__TASK TO CARRY OUT__.
Reproduce every line of the data below verbatim, with no alterations.

-- Begin RECORDS SUPPLIED --

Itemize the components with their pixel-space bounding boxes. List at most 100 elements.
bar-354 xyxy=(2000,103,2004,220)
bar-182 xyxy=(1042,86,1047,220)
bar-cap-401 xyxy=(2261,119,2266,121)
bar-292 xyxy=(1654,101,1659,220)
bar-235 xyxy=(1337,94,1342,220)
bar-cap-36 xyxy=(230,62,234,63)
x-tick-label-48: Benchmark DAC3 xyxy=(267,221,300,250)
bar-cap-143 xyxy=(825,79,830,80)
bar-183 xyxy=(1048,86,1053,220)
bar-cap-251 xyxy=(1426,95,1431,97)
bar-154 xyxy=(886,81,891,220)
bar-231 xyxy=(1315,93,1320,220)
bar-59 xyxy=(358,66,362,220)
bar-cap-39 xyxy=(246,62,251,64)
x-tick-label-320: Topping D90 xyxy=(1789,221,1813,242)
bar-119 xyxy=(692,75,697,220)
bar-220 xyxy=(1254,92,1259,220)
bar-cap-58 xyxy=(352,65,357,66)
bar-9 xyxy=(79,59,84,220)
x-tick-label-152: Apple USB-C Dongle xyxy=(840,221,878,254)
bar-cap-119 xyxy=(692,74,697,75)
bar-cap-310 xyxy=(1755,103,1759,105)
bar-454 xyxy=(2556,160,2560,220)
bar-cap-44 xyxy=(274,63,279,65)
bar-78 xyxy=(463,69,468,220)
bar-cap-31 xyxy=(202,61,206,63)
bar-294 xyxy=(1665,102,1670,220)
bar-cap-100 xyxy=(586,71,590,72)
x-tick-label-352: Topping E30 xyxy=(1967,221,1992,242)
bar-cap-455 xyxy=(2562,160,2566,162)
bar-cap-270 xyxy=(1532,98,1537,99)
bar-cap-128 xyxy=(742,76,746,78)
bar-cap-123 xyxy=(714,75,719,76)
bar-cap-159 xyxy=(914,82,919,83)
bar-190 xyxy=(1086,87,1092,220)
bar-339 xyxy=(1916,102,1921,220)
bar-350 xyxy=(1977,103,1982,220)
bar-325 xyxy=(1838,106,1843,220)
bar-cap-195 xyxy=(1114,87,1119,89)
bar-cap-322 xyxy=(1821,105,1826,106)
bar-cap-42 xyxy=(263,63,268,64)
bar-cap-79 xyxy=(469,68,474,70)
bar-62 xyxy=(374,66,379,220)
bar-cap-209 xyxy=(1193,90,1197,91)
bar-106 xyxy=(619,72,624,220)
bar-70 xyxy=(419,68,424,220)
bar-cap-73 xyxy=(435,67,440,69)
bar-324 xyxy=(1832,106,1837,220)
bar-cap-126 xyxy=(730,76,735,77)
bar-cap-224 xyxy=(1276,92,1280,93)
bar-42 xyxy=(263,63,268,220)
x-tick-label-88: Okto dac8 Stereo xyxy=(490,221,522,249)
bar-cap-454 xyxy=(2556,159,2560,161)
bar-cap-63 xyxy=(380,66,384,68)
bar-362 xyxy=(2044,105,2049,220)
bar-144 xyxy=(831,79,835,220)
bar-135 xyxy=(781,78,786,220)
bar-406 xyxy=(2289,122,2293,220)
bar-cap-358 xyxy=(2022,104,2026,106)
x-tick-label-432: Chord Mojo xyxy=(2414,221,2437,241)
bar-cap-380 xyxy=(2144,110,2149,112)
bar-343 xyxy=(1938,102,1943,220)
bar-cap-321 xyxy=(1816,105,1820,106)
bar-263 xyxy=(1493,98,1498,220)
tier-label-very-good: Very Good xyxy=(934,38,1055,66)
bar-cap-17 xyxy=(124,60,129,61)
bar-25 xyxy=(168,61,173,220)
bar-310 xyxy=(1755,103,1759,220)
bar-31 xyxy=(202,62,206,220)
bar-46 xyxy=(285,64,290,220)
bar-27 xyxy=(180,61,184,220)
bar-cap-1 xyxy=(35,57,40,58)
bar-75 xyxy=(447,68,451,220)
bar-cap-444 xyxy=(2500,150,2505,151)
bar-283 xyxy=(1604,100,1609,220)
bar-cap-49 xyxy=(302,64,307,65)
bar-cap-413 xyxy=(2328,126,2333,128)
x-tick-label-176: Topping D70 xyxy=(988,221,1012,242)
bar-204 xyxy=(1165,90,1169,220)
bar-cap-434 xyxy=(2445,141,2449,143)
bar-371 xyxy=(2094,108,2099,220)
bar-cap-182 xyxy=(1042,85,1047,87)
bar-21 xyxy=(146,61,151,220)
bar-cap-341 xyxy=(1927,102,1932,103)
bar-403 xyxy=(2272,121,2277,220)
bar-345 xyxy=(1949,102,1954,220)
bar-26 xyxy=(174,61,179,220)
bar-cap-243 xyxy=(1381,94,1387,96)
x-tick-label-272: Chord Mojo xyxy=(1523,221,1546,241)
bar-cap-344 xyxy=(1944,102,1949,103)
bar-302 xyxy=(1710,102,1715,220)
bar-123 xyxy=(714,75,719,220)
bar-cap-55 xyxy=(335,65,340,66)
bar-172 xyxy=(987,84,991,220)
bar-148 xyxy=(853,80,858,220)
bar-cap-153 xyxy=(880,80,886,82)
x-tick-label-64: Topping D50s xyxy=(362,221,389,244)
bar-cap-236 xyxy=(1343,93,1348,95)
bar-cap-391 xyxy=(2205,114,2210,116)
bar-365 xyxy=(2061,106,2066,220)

-- End RECORDS SUPPLIED --

__SOLUTION FOR THIS PROBLEM__.
Itemize the components with their pixel-space bounding boxes. List at most 100 elements.
bar-354 xyxy=(2000,103,2004,220)
bar-182 xyxy=(1042,86,1047,220)
bar-cap-401 xyxy=(2261,119,2266,121)
bar-292 xyxy=(1654,101,1659,220)
bar-235 xyxy=(1337,94,1342,220)
bar-cap-36 xyxy=(230,62,234,63)
x-tick-label-48: Benchmark DAC3 xyxy=(267,221,300,250)
bar-cap-143 xyxy=(825,79,830,80)
bar-183 xyxy=(1048,86,1053,220)
bar-cap-251 xyxy=(1426,95,1431,97)
bar-154 xyxy=(886,81,891,220)
bar-231 xyxy=(1315,93,1320,220)
bar-59 xyxy=(358,66,362,220)
bar-cap-39 xyxy=(246,62,251,64)
x-tick-label-320: Topping D90 xyxy=(1789,221,1813,242)
bar-119 xyxy=(692,75,697,220)
bar-220 xyxy=(1254,92,1259,220)
bar-cap-58 xyxy=(352,65,357,66)
bar-9 xyxy=(79,59,84,220)
x-tick-label-152: Apple USB-C Dongle xyxy=(840,221,878,254)
bar-cap-119 xyxy=(692,74,697,75)
bar-cap-310 xyxy=(1755,103,1759,105)
bar-454 xyxy=(2556,160,2560,220)
bar-cap-44 xyxy=(274,63,279,65)
bar-78 xyxy=(463,69,468,220)
bar-cap-31 xyxy=(202,61,206,63)
bar-294 xyxy=(1665,102,1670,220)
bar-cap-100 xyxy=(586,71,590,72)
x-tick-label-352: Topping E30 xyxy=(1967,221,1992,242)
bar-cap-455 xyxy=(2562,160,2566,162)
bar-cap-270 xyxy=(1532,98,1537,99)
bar-cap-128 xyxy=(742,76,746,78)
bar-cap-123 xyxy=(714,75,719,76)
bar-cap-159 xyxy=(914,82,919,83)
bar-190 xyxy=(1086,87,1092,220)
bar-339 xyxy=(1916,102,1921,220)
bar-350 xyxy=(1977,103,1982,220)
bar-325 xyxy=(1838,106,1843,220)
bar-cap-195 xyxy=(1114,87,1119,89)
bar-cap-322 xyxy=(1821,105,1826,106)
bar-cap-42 xyxy=(263,63,268,64)
bar-cap-79 xyxy=(469,68,474,70)
bar-62 xyxy=(374,66,379,220)
bar-cap-209 xyxy=(1193,90,1197,91)
bar-106 xyxy=(619,72,624,220)
bar-70 xyxy=(419,68,424,220)
bar-cap-73 xyxy=(435,67,440,69)
bar-324 xyxy=(1832,106,1837,220)
bar-cap-126 xyxy=(730,76,735,77)
bar-cap-224 xyxy=(1276,92,1280,93)
bar-42 xyxy=(263,63,268,220)
x-tick-label-88: Okto dac8 Stereo xyxy=(490,221,522,249)
bar-cap-454 xyxy=(2556,159,2560,161)
bar-cap-63 xyxy=(380,66,384,68)
bar-362 xyxy=(2044,105,2049,220)
bar-144 xyxy=(831,79,835,220)
bar-135 xyxy=(781,78,786,220)
bar-406 xyxy=(2289,122,2293,220)
bar-cap-358 xyxy=(2022,104,2026,106)
x-tick-label-432: Chord Mojo xyxy=(2414,221,2437,241)
bar-cap-380 xyxy=(2144,110,2149,112)
bar-343 xyxy=(1938,102,1943,220)
bar-cap-321 xyxy=(1816,105,1820,106)
bar-263 xyxy=(1493,98,1498,220)
tier-label-very-good: Very Good xyxy=(934,38,1055,66)
bar-cap-17 xyxy=(124,60,129,61)
bar-25 xyxy=(168,61,173,220)
bar-310 xyxy=(1755,103,1759,220)
bar-31 xyxy=(202,62,206,220)
bar-46 xyxy=(285,64,290,220)
bar-27 xyxy=(180,61,184,220)
bar-cap-1 xyxy=(35,57,40,58)
bar-75 xyxy=(447,68,451,220)
bar-cap-444 xyxy=(2500,150,2505,151)
bar-283 xyxy=(1604,100,1609,220)
bar-cap-49 xyxy=(302,64,307,65)
bar-cap-413 xyxy=(2328,126,2333,128)
x-tick-label-176: Topping D70 xyxy=(988,221,1012,242)
bar-204 xyxy=(1165,90,1169,220)
bar-cap-434 xyxy=(2445,141,2449,143)
bar-371 xyxy=(2094,108,2099,220)
bar-cap-182 xyxy=(1042,85,1047,87)
bar-21 xyxy=(146,61,151,220)
bar-cap-341 xyxy=(1927,102,1932,103)
bar-403 xyxy=(2272,121,2277,220)
bar-345 xyxy=(1949,102,1954,220)
bar-26 xyxy=(174,61,179,220)
bar-cap-243 xyxy=(1381,94,1387,96)
x-tick-label-272: Chord Mojo xyxy=(1523,221,1546,241)
bar-cap-344 xyxy=(1944,102,1949,103)
bar-302 xyxy=(1710,102,1715,220)
bar-123 xyxy=(714,75,719,220)
bar-cap-55 xyxy=(335,65,340,66)
bar-172 xyxy=(987,84,991,220)
bar-148 xyxy=(853,80,858,220)
bar-cap-153 xyxy=(880,80,886,82)
x-tick-label-64: Topping D50s xyxy=(362,221,389,244)
bar-cap-236 xyxy=(1343,93,1348,95)
bar-cap-391 xyxy=(2205,114,2210,116)
bar-365 xyxy=(2061,106,2066,220)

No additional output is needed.